● Objective
Please extract each line from the entries below that contains the word "outlet".

● Source records

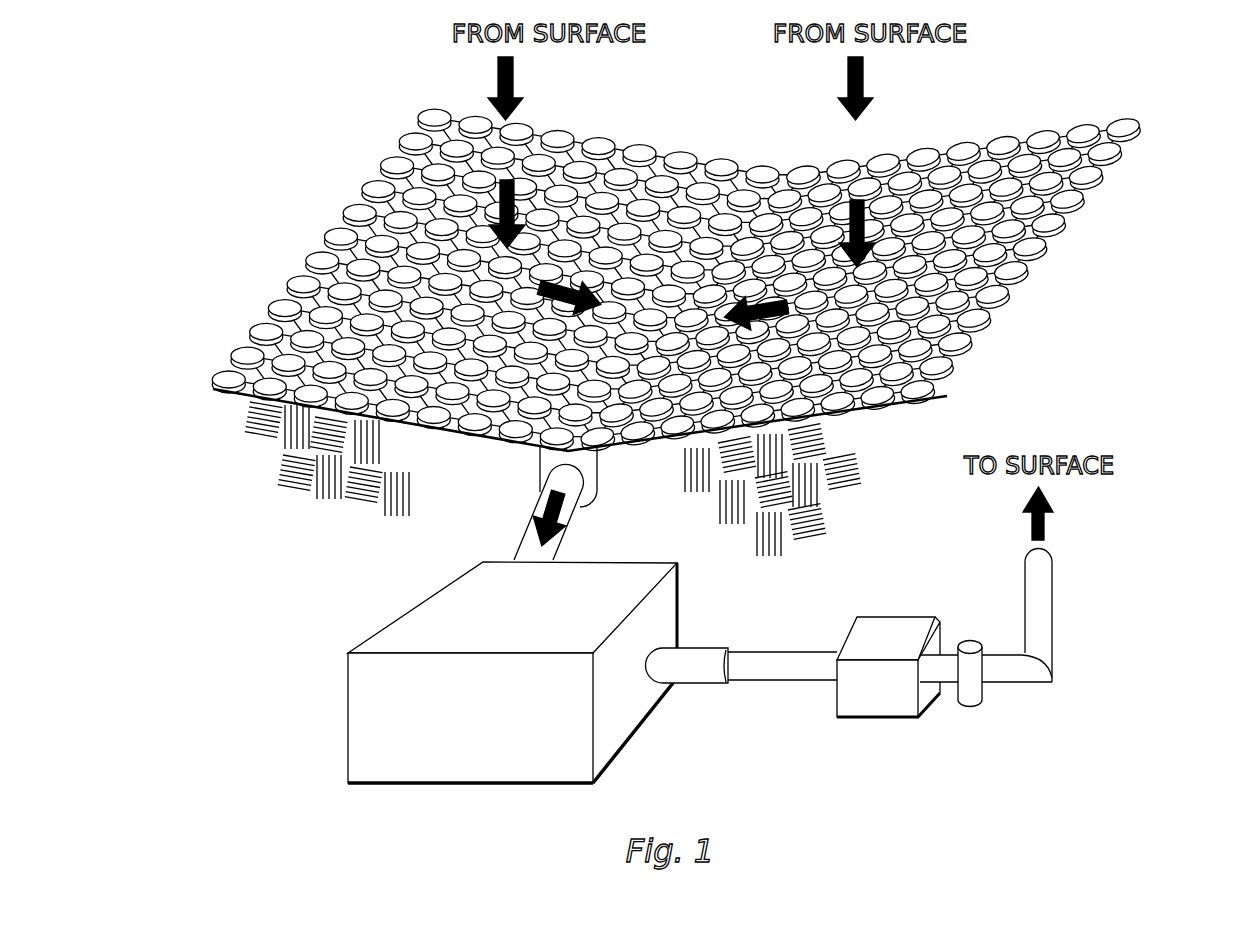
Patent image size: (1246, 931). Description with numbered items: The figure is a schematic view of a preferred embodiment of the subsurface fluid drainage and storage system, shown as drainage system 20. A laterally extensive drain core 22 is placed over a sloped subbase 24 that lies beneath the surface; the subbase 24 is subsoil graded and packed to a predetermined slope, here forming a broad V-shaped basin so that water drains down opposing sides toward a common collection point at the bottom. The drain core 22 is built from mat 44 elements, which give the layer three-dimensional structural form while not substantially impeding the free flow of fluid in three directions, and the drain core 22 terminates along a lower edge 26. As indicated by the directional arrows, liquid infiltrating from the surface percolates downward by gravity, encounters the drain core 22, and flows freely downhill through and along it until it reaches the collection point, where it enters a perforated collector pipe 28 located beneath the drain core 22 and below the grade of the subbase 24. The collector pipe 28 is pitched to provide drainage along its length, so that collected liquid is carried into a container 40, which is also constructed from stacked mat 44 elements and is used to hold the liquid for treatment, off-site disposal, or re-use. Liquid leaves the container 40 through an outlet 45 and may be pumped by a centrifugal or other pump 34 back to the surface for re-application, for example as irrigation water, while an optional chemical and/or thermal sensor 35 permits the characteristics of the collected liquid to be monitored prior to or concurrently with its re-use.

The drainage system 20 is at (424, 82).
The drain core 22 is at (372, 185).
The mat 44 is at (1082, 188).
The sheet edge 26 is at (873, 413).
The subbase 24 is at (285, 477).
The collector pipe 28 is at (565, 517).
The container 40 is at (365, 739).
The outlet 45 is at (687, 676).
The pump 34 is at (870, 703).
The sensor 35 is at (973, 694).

● The solution
Patent image size: (1246, 931). Description with numbered items: The figure is a schematic view of a preferred embodiment of the subsurface fluid drainage and storage system, shown as drainage system 20. A laterally extensive drain core 22 is placed over a sloped subbase 24 that lies beneath the surface; the subbase 24 is subsoil graded and packed to a predetermined slope, here forming a broad V-shaped basin so that water drains down opposing sides toward a common collection point at the bottom. The drain core 22 is built from mat 44 elements, which give the layer three-dimensional structural form while not substantially impeding the free flow of fluid in three directions, and the drain core 22 terminates along a lower edge 26. As indicated by the directional arrows, liquid infiltrating from the surface percolates downward by gravity, encounters the drain core 22, and flows freely downhill through and along it until it reaches the collection point, where it enters a perforated collector pipe 28 located beneath the drain core 22 and below the grade of the subbase 24. The collector pipe 28 is pitched to provide drainage along its length, so that collected liquid is carried into a container 40, which is also constructed from stacked mat 44 elements and is used to hold the liquid for treatment, off-site disposal, or re-use. Liquid leaves the container 40 through an outlet 45 and may be pumped by a centrifugal or other pump 34 back to the surface for re-application, for example as irrigation water, while an optional chemical and/or thermal sensor 35 permits the characteristics of the collected liquid to be monitored prior to or concurrently with its re-use.
The outlet 45 is at (687, 676).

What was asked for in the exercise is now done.